Supplied records start

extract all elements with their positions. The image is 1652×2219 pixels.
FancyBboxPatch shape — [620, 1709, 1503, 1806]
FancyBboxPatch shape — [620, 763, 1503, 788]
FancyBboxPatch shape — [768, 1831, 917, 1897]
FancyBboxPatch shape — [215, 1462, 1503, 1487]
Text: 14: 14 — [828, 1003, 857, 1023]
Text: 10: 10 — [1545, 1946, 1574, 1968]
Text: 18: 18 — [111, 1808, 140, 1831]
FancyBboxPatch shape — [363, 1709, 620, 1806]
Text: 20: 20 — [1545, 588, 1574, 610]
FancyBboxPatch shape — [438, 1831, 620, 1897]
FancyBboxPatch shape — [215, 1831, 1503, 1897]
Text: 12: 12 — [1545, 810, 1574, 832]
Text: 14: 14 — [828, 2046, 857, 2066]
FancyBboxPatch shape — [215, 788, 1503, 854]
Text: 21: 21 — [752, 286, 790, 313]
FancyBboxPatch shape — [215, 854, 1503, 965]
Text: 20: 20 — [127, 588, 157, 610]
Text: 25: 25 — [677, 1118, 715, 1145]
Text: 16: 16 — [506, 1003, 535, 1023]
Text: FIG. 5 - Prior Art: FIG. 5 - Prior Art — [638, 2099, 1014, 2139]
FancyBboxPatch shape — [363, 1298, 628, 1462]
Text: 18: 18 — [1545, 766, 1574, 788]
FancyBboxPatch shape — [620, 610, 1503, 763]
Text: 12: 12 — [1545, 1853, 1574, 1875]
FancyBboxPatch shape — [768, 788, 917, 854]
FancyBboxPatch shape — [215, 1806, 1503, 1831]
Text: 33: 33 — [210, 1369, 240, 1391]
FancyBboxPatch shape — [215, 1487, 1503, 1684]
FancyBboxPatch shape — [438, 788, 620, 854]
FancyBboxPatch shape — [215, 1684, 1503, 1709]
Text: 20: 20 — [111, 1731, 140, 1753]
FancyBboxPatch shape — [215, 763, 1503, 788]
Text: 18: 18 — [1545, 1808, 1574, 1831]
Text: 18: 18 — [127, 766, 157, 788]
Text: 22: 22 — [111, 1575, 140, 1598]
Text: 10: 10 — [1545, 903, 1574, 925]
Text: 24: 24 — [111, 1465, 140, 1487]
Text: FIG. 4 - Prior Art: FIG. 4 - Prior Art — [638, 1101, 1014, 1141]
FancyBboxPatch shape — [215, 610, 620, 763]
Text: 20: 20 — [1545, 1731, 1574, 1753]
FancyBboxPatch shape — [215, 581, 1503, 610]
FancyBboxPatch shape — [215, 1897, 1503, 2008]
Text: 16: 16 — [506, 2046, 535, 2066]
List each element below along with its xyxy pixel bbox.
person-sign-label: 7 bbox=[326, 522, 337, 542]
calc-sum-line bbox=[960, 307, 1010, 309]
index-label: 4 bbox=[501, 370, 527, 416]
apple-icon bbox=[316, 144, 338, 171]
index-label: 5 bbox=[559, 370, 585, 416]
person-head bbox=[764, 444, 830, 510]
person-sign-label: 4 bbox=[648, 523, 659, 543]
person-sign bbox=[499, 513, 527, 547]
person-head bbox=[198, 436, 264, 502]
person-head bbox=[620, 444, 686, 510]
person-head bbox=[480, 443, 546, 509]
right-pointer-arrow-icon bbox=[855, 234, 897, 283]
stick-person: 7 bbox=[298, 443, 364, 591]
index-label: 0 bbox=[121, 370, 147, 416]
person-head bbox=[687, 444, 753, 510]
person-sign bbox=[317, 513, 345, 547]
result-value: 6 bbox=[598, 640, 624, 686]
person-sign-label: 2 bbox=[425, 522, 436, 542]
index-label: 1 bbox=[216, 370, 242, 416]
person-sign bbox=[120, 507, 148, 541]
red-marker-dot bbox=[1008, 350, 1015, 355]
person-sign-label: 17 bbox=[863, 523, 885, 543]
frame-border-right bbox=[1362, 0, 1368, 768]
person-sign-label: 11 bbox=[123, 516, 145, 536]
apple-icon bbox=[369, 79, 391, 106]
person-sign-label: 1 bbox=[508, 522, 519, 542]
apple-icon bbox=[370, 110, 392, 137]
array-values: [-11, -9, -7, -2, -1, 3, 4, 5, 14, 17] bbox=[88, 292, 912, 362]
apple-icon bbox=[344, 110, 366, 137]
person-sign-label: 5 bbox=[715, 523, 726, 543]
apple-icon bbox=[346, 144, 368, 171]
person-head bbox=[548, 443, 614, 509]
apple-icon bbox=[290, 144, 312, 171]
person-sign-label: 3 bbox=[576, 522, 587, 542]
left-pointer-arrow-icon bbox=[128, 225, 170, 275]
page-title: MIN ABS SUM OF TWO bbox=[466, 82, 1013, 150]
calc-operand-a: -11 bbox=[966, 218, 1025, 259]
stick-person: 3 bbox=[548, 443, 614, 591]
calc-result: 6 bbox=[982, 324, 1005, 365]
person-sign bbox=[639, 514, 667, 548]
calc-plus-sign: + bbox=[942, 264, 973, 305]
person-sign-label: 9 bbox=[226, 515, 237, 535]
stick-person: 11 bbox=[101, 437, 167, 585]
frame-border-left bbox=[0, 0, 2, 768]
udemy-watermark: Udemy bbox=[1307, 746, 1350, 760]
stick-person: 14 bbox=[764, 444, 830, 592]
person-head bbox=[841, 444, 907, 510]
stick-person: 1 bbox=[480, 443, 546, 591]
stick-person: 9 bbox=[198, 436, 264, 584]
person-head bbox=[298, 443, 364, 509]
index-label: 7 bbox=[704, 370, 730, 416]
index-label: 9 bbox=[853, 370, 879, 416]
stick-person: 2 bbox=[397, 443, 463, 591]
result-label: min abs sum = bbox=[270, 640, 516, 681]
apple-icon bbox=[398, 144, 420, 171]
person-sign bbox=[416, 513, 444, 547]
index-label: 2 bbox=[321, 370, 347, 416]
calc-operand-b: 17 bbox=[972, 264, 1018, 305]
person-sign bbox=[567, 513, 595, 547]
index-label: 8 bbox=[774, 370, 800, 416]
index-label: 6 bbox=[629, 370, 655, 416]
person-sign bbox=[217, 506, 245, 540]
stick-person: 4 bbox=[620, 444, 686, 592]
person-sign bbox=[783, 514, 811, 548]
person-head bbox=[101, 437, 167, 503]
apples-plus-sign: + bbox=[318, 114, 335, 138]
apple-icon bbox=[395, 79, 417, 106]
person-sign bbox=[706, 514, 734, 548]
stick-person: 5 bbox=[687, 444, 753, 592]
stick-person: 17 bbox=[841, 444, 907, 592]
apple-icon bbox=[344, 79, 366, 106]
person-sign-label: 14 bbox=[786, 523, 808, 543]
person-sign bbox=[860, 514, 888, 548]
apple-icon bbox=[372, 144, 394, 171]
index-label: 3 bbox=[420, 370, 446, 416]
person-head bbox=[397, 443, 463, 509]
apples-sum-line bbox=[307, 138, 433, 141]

Supplied records end

**Given task**
In the data from the start through the line containing "FancyBboxPatch shape — [363, 1709, 620, 1806]", inclusive, switch every "shape" to "box". Return only those lines, with everything else unchanged.

**Worked answer**
extract all elements with their positions. The image is 1652×2219 pixels.
FancyBboxPatch box — [620, 1709, 1503, 1806]
FancyBboxPatch box — [620, 763, 1503, 788]
FancyBboxPatch box — [768, 1831, 917, 1897]
FancyBboxPatch box — [215, 1462, 1503, 1487]
Text: 14: 14 — [828, 1003, 857, 1023]
Text: 10: 10 — [1545, 1946, 1574, 1968]
Text: 18: 18 — [111, 1808, 140, 1831]
FancyBboxPatch box — [363, 1709, 620, 1806]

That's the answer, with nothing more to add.